**ABOUT THIS TASK:**
Apart from the pictures, every entry should be reproduced exactly.

(Figure collection entries)
###

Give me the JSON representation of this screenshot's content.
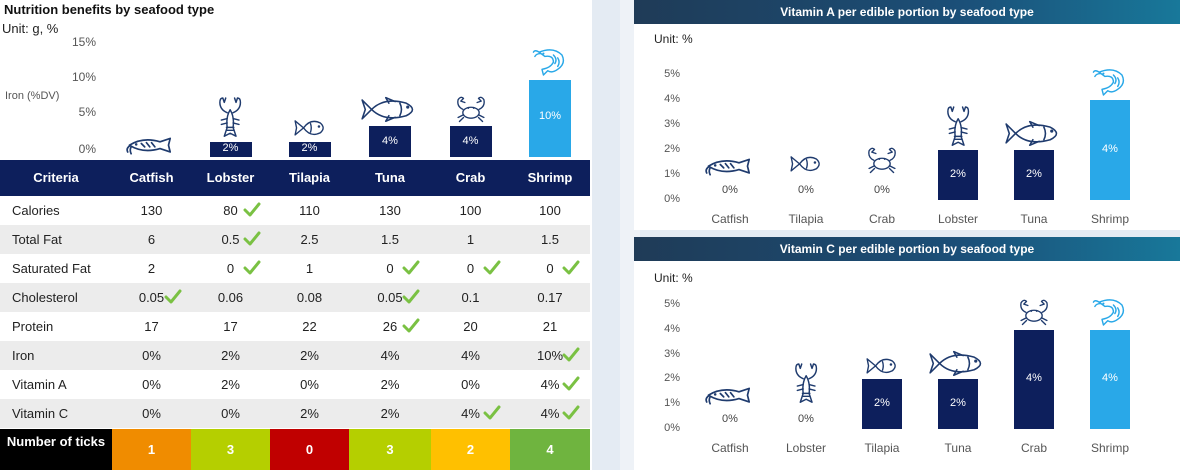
{
  "left": {
    "title": "Nutrition benefits by seafood type",
    "unit": "Unit: g, %",
    "y_ticks": [
      "15%",
      "10%",
      "5%",
      "0%"
    ],
    "iron_label": "Iron (%DV)",
    "columns": [
      "Criteria",
      "Catfish",
      "Lobster",
      "Tilapia",
      "Tuna",
      "Crab",
      "Shrimp"
    ],
    "rows": [
      {
        "label": "Calories",
        "values": [
          "130",
          "80",
          "110",
          "130",
          "100",
          "100"
        ],
        "ticks": [
          false,
          true,
          false,
          false,
          false,
          false
        ]
      },
      {
        "label": "Total Fat",
        "values": [
          "6",
          "0.5",
          "2.5",
          "1.5",
          "1",
          "1.5"
        ],
        "ticks": [
          false,
          true,
          false,
          false,
          false,
          false
        ]
      },
      {
        "label": "Saturated Fat",
        "values": [
          "2",
          "0",
          "1",
          "0",
          "0",
          "0"
        ],
        "ticks": [
          false,
          true,
          false,
          true,
          true,
          true
        ]
      },
      {
        "label": "Cholesterol",
        "values": [
          "0.05",
          "0.06",
          "0.08",
          "0.05",
          "0.1",
          "0.17"
        ],
        "ticks": [
          true,
          false,
          false,
          true,
          false,
          false
        ]
      },
      {
        "label": "Protein",
        "values": [
          "17",
          "17",
          "22",
          "26",
          "20",
          "21"
        ],
        "ticks": [
          false,
          false,
          false,
          true,
          false,
          false
        ]
      },
      {
        "label": "Iron",
        "values": [
          "0%",
          "2%",
          "2%",
          "4%",
          "4%",
          "10%"
        ],
        "ticks": [
          false,
          false,
          false,
          false,
          false,
          true
        ]
      },
      {
        "label": "Vitamin A",
        "values": [
          "0%",
          "2%",
          "0%",
          "2%",
          "0%",
          "4%"
        ],
        "ticks": [
          false,
          false,
          false,
          false,
          false,
          true
        ]
      },
      {
        "label": "Vitamin C",
        "values": [
          "0%",
          "0%",
          "2%",
          "2%",
          "4%",
          "4%"
        ],
        "ticks": [
          false,
          false,
          false,
          false,
          true,
          true
        ]
      }
    ],
    "footer_label": "Number of ticks",
    "tick_counts": [
      "1",
      "3",
      "0",
      "3",
      "2",
      "4"
    ],
    "tick_count_colors": [
      "#f08c00",
      "#b5cf00",
      "#c00000",
      "#b5cf00",
      "#ffc000",
      "#6fb43f"
    ]
  },
  "chart_data": [
    {
      "type": "bar",
      "title": "Nutrition benefits by seafood type",
      "ylabel": "Iron (%DV)",
      "categories": [
        "Catfish",
        "Lobster",
        "Tilapia",
        "Tuna",
        "Crab",
        "Shrimp"
      ],
      "values": [
        0,
        2,
        2,
        4,
        4,
        10
      ],
      "labels": [
        "",
        "2%",
        "2%",
        "4%",
        "4%",
        "10%"
      ],
      "icons": [
        "catfish-icon",
        "lobster-icon",
        "tilapia-icon",
        "tuna-icon",
        "crab-icon",
        "shrimp-icon"
      ],
      "ylim": [
        0,
        15
      ],
      "colors": [
        "#0d1f5c",
        "#0d1f5c",
        "#0d1f5c",
        "#0d1f5c",
        "#0d1f5c",
        "#29a8e8"
      ]
    },
    {
      "type": "bar",
      "title": "Vitamin A per edible portion by seafood type",
      "unit": "Unit: %",
      "categories": [
        "Catfish",
        "Tilapia",
        "Crab",
        "Lobster",
        "Tuna",
        "Shrimp"
      ],
      "values": [
        0,
        0,
        0,
        2,
        2,
        4
      ],
      "labels": [
        "0%",
        "0%",
        "0%",
        "2%",
        "2%",
        "4%"
      ],
      "icons": [
        "catfish-icon",
        "tilapia-icon",
        "crab-icon",
        "lobster-icon",
        "tuna-icon",
        "shrimp-icon"
      ],
      "y_ticks": [
        "5%",
        "4%",
        "3%",
        "2%",
        "1%",
        "0%"
      ],
      "ylim": [
        0,
        5
      ],
      "colors": [
        "#0d1f5c",
        "#0d1f5c",
        "#0d1f5c",
        "#0d1f5c",
        "#0d1f5c",
        "#29a8e8"
      ]
    },
    {
      "type": "bar",
      "title": "Vitamin C per edible portion by seafood type",
      "unit": "Unit: %",
      "categories": [
        "Catfish",
        "Lobster",
        "Tilapia",
        "Tuna",
        "Crab",
        "Shrimp"
      ],
      "values": [
        0,
        0,
        2,
        2,
        4,
        4
      ],
      "labels": [
        "0%",
        "0%",
        "2%",
        "2%",
        "4%",
        "4%"
      ],
      "icons": [
        "catfish-icon",
        "lobster-icon",
        "tilapia-icon",
        "tuna-icon",
        "crab-icon",
        "shrimp-icon"
      ],
      "y_ticks": [
        "5%",
        "4%",
        "3%",
        "2%",
        "1%",
        "0%"
      ],
      "ylim": [
        0,
        5
      ],
      "colors": [
        "#0d1f5c",
        "#0d1f5c",
        "#0d1f5c",
        "#0d1f5c",
        "#0d1f5c",
        "#29a8e8"
      ]
    }
  ],
  "colors": {
    "navy": "#0d1f5c",
    "shrimp_blue": "#29a8e8",
    "icon_navy": "#1f3b6e",
    "icon_blue": "#29a8e8",
    "tick_green": "#7ac143"
  }
}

###

**THE COMPLETED TASK:**
Give me the JSON representation of this screenshot's content.
{
  "left": {
    "title": "Nutrition benefits by seafood type",
    "unit": "Unit: g, %",
    "y_ticks": [
      "15%",
      "10%",
      "5%",
      "0%"
    ],
    "iron_label": "Iron (%DV)",
    "columns": [
      "Criteria",
      "Catfish",
      "Lobster",
      "Tilapia",
      "Tuna",
      "Crab",
      "Shrimp"
    ],
    "rows": [
      {
        "label": "Calories",
        "values": [
          "130",
          "80",
          "110",
          "130",
          "100",
          "100"
        ],
        "ticks": [
          false,
          true,
          false,
          false,
          false,
          false
        ]
      },
      {
        "label": "Total Fat",
        "values": [
          "6",
          "0.5",
          "2.5",
          "1.5",
          "1",
          "1.5"
        ],
        "ticks": [
          false,
          true,
          false,
          false,
          false,
          false
        ]
      },
      {
        "label": "Saturated Fat",
        "values": [
          "2",
          "0",
          "1",
          "0",
          "0",
          "0"
        ],
        "ticks": [
          false,
          true,
          false,
          true,
          true,
          true
        ]
      },
      {
        "label": "Cholesterol",
        "values": [
          "0.05",
          "0.06",
          "0.08",
          "0.05",
          "0.1",
          "0.17"
        ],
        "ticks": [
          true,
          false,
          false,
          true,
          false,
          false
        ]
      },
      {
        "label": "Protein",
        "values": [
          "17",
          "17",
          "22",
          "26",
          "20",
          "21"
        ],
        "ticks": [
          false,
          false,
          false,
          true,
          false,
          false
        ]
      },
      {
        "label": "Iron",
        "values": [
          "0%",
          "2%",
          "2%",
          "4%",
          "4%",
          "10%"
        ],
        "ticks": [
          false,
          false,
          false,
          false,
          false,
          true
        ]
      },
      {
        "label": "Vitamin A",
        "values": [
          "0%",
          "2%",
          "0%",
          "2%",
          "0%",
          "4%"
        ],
        "ticks": [
          false,
          false,
          false,
          false,
          false,
          true
        ]
      },
      {
        "label": "Vitamin C",
        "values": [
          "0%",
          "0%",
          "2%",
          "2%",
          "4%",
          "4%"
        ],
        "ticks": [
          false,
          false,
          false,
          false,
          true,
          true
        ]
      }
    ],
    "footer_label": "Number of ticks",
    "tick_counts": [
      "1",
      "3",
      "0",
      "3",
      "2",
      "4"
    ],
    "tick_count_colors": [
      "#f08c00",
      "#b5cf00",
      "#c00000",
      "#b5cf00",
      "#ffc000",
      "#6fb43f"
    ]
  },
  "chart_data": [
    {
      "type": "bar",
      "title": "Nutrition benefits by seafood type",
      "ylabel": "Iron (%DV)",
      "categories": [
        "Catfish",
        "Lobster",
        "Tilapia",
        "Tuna",
        "Crab",
        "Shrimp"
      ],
      "values": [
        0,
        2,
        2,
        4,
        4,
        10
      ],
      "labels": [
        "",
        "2%",
        "2%",
        "4%",
        "4%",
        "10%"
      ],
      "icons": [
        "catfish-icon",
        "lobster-icon",
        "tilapia-icon",
        "tuna-icon",
        "crab-icon",
        "shrimp-icon"
      ],
      "ylim": [
        0,
        15
      ],
      "colors": [
        "#0d1f5c",
        "#0d1f5c",
        "#0d1f5c",
        "#0d1f5c",
        "#0d1f5c",
        "#29a8e8"
      ]
    },
    {
      "type": "bar",
      "title": "Vitamin A per edible portion by seafood type",
      "unit": "Unit: %",
      "categories": [
        "Catfish",
        "Tilapia",
        "Crab",
        "Lobster",
        "Tuna",
        "Shrimp"
      ],
      "values": [
        0,
        0,
        0,
        2,
        2,
        4
      ],
      "labels": [
        "0%",
        "0%",
        "0%",
        "2%",
        "2%",
        "4%"
      ],
      "icons": [
        "catfish-icon",
        "tilapia-icon",
        "crab-icon",
        "lobster-icon",
        "tuna-icon",
        "shrimp-icon"
      ],
      "y_ticks": [
        "5%",
        "4%",
        "3%",
        "2%",
        "1%",
        "0%"
      ],
      "ylim": [
        0,
        5
      ],
      "colors": [
        "#0d1f5c",
        "#0d1f5c",
        "#0d1f5c",
        "#0d1f5c",
        "#0d1f5c",
        "#29a8e8"
      ]
    },
    {
      "type": "bar",
      "title": "Vitamin C per edible portion by seafood type",
      "unit": "Unit: %",
      "categories": [
        "Catfish",
        "Lobster",
        "Tilapia",
        "Tuna",
        "Crab",
        "Shrimp"
      ],
      "values": [
        0,
        0,
        2,
        2,
        4,
        4
      ],
      "labels": [
        "0%",
        "0%",
        "2%",
        "2%",
        "4%",
        "4%"
      ],
      "icons": [
        "catfish-icon",
        "lobster-icon",
        "tilapia-icon",
        "tuna-icon",
        "crab-icon",
        "shrimp-icon"
      ],
      "y_ticks": [
        "5%",
        "4%",
        "3%",
        "2%",
        "1%",
        "0%"
      ],
      "ylim": [
        0,
        5
      ],
      "colors": [
        "#0d1f5c",
        "#0d1f5c",
        "#0d1f5c",
        "#0d1f5c",
        "#0d1f5c",
        "#29a8e8"
      ]
    }
  ],
  "colors": {
    "navy": "#0d1f5c",
    "shrimp_blue": "#29a8e8",
    "icon_navy": "#1f3b6e",
    "icon_blue": "#29a8e8",
    "tick_green": "#7ac143"
  }
}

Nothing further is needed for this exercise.